Text passage —

--- --- ---

- Harganpur Location in Uttar Pradesh, India
- Coordinates: 27°18′45″N 79°12′49″E﻿ / ﻿27.31253°N 79.21359°E
- Country: India
- State: Uttar Pradesh
- District: Mainpuri
- Tehsil: Bhongaon

Area
- • Total: 1.17 km^{2} (0.45 sq mi)

Population (2011)
- • Total: 1,035
- • Density: 885/km^{2} (2,290/sq mi)
- Time zone: UTC+5:30 (IST)
- PIN: 205267

= Harganpur =

Village in Uttar Pradesh, India

Harganpur is a village in Sultanganj block of Mainpuri district, Uttar Pradesh, India. As of 2011, it had a population of 1,035, in 181 households.

== Demographics ==
As of 2011, Harganpur had a population of 1,035, in 181 households. This population was 51.8% male (536) and 48.2% female (499). The 0-6 age group numbered 188 (93 male and 95 female), or 18.2% of the total population. 47 residents were members of Scheduled Castes, or 4.5% of the total.

The 1981 census recorded Harganpur as having a population of 612 people, in 100 households.

The 1961 census recorded Harganpur as comprising 2 hamlets, with a total population of 382 people (206 male and 176 female), in 80 households and 76 physical houses. The area of the village was given as 279 acres.

== Infrastructure ==
As of 2011, Harganpur had 1 primary school; it did not have any healthcare facilities. Drinking water was provided by hand pump and tube well/borehole; there were no public toilets. The village had a post office but no public library; there was at least some access to electricity for residential and agricultural purposes. Streets were made of both kachcha and pakka materials.

--- --- ---

Items from a dataset —
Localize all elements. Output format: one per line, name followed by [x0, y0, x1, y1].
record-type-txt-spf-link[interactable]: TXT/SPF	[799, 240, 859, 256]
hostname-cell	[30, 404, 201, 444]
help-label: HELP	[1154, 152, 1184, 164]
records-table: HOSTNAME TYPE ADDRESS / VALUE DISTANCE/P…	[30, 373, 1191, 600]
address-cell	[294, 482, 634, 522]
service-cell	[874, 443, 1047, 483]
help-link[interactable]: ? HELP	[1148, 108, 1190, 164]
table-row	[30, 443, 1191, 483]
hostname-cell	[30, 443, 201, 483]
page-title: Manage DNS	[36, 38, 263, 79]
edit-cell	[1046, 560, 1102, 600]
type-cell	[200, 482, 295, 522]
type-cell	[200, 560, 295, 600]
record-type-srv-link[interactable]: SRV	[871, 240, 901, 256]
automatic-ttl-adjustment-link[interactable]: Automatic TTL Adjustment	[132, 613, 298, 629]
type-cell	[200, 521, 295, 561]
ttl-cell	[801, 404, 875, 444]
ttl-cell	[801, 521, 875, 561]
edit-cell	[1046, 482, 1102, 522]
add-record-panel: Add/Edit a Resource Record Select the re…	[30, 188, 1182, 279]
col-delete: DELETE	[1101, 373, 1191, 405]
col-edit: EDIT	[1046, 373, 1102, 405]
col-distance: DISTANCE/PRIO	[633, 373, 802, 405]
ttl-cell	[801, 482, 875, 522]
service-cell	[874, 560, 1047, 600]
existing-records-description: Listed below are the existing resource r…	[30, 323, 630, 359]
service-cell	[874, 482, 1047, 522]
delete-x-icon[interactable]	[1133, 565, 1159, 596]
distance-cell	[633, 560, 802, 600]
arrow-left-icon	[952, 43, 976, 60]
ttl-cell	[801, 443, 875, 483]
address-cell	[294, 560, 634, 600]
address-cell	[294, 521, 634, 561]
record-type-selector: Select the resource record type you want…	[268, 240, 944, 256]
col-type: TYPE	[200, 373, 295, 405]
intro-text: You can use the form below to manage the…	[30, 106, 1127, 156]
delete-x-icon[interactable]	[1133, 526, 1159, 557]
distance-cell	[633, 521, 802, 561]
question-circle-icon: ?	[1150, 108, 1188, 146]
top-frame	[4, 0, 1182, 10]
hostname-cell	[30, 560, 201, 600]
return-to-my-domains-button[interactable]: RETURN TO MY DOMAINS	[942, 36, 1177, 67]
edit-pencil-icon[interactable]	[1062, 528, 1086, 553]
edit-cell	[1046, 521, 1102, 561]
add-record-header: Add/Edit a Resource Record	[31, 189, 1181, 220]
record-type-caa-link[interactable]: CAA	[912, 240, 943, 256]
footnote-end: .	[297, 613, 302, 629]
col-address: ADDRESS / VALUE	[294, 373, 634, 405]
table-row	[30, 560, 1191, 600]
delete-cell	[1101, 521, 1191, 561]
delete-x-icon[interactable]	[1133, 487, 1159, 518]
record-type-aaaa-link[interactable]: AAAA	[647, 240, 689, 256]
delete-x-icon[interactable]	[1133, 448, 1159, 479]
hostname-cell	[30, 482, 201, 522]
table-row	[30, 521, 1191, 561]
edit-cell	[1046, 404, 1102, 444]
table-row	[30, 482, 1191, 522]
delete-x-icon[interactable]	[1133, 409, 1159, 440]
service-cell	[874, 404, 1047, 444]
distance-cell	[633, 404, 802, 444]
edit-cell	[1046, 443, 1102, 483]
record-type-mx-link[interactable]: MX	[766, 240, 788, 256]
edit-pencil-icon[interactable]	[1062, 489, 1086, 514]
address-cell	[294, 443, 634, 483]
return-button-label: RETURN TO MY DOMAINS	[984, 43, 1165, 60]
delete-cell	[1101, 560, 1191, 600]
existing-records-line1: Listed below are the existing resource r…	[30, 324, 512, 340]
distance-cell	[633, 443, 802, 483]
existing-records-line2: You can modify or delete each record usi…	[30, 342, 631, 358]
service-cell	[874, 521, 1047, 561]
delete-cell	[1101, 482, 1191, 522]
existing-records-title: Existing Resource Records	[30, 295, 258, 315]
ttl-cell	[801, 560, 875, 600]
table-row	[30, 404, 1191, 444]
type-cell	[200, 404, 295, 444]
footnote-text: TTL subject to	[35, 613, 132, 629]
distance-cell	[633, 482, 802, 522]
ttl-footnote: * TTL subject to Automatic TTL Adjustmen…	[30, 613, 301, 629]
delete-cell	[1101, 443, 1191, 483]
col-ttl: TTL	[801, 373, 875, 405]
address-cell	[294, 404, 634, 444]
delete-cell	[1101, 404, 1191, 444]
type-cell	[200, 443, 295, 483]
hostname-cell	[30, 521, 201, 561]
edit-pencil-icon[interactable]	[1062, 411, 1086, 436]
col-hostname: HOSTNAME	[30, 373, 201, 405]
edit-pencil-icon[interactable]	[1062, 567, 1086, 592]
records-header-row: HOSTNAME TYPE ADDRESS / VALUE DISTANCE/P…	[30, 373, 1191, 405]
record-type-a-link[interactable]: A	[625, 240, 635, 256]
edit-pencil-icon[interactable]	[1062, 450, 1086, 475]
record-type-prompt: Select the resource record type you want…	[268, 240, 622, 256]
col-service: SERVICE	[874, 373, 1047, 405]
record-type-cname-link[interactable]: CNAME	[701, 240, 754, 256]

--- --- ---

Directions for this task — Summarize the Harganpur article above in two sentences.

Response for this exercise — Harganpur is a village in Sultanganj block of Mainpuri district, Uttar Pradesh, India. As of 2011 it had 1,035 residents in 181 households (compared with 612 in 1981 and 382 in 1961), one primary school and a post office, but no healthcare facilities, public toilets or public library.